▶ Required work:
Pull every line containing the word "content" from the records.

▶ Data to use:
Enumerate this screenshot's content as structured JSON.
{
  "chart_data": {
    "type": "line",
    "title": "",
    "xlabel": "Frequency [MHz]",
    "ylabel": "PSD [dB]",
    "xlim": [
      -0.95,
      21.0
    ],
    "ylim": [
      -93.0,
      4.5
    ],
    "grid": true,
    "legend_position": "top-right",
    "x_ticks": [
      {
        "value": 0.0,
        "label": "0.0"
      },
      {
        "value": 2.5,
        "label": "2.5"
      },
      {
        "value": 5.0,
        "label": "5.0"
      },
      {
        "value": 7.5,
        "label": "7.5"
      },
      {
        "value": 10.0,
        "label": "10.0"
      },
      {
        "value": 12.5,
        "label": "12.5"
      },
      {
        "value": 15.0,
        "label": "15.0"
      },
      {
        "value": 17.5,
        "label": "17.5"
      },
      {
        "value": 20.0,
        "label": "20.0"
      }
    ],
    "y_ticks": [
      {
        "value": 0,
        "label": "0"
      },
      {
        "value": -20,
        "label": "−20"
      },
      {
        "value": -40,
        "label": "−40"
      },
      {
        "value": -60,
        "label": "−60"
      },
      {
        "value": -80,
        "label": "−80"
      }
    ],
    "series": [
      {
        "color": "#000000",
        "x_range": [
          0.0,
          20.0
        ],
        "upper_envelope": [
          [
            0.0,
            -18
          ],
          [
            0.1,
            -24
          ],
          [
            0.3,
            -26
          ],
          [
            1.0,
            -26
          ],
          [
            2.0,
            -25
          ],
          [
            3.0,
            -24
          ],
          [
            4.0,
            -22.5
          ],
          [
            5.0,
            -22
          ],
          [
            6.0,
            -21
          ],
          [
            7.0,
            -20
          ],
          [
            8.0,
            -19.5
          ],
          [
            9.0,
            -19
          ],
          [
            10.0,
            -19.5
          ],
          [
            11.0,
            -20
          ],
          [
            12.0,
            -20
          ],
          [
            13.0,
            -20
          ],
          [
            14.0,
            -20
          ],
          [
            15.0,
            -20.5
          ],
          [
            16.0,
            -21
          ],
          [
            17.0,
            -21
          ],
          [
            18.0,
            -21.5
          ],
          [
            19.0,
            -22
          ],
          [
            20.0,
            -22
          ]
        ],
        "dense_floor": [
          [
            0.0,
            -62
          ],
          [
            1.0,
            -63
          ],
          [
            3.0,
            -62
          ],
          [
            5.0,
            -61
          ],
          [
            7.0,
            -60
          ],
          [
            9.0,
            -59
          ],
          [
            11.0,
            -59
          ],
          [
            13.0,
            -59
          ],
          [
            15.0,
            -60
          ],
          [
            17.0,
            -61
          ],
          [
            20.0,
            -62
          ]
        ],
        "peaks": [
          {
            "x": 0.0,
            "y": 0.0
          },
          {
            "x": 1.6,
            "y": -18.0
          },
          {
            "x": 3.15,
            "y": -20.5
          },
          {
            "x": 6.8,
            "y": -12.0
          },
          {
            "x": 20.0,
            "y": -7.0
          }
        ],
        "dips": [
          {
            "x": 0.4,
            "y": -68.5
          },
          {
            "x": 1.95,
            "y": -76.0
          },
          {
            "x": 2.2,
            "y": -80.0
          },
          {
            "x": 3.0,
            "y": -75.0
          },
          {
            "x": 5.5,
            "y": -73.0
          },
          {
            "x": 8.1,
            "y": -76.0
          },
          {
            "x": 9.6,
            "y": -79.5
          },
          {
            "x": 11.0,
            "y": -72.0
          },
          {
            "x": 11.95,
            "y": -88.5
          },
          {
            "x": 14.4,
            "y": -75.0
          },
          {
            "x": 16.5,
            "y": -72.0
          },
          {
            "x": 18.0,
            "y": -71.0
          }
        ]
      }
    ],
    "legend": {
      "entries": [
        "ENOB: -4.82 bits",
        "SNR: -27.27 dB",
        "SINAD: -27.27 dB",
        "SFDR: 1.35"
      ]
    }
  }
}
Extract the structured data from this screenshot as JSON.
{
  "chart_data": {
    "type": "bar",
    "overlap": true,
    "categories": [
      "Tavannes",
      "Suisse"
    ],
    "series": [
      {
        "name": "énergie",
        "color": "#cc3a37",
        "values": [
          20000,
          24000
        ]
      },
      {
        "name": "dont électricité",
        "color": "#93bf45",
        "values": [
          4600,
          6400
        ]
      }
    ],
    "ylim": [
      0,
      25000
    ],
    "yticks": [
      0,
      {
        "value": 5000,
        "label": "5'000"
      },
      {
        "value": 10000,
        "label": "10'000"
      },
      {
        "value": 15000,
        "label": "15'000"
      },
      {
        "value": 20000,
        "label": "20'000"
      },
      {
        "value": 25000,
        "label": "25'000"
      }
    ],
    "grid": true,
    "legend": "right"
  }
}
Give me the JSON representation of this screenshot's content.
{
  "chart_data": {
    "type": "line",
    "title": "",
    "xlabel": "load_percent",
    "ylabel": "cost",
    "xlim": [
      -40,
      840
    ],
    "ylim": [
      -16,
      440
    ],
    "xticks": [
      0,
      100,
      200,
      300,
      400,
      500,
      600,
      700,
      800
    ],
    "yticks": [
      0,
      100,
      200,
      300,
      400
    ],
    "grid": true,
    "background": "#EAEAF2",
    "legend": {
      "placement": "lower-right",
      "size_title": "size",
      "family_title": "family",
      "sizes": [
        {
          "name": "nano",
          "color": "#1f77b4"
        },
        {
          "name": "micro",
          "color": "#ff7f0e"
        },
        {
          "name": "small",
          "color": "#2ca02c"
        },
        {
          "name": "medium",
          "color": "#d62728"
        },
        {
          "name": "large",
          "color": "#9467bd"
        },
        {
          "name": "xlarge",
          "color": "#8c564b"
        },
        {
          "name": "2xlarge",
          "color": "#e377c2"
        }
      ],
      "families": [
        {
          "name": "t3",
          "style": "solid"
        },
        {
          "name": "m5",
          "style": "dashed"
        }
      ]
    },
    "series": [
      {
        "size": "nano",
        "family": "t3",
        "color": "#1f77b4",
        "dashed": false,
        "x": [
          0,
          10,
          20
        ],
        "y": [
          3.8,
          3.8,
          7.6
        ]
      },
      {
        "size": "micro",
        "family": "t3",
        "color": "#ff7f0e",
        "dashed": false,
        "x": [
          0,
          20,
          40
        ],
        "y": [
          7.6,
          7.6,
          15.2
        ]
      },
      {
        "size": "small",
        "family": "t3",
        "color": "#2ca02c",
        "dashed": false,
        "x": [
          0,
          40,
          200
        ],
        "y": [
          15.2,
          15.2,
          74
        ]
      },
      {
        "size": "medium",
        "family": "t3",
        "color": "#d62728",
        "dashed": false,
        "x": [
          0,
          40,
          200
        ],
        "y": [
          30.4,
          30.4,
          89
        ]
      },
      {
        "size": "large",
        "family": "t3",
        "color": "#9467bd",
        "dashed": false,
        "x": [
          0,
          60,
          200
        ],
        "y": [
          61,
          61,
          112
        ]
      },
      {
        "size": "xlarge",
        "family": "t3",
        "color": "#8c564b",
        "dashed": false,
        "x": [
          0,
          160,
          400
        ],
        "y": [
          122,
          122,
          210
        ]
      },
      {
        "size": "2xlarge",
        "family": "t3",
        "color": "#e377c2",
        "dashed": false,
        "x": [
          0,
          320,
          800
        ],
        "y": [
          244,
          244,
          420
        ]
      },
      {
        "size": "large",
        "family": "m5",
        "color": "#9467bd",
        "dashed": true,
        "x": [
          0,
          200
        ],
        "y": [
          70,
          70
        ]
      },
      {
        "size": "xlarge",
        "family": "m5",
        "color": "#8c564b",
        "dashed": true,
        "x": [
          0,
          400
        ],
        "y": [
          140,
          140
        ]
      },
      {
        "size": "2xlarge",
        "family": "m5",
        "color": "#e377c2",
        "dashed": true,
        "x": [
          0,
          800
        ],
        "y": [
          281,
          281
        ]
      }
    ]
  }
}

▶ The output:
Enumerate this screenshot's content as structured JSON.
Give me the JSON representation of this screenshot's content.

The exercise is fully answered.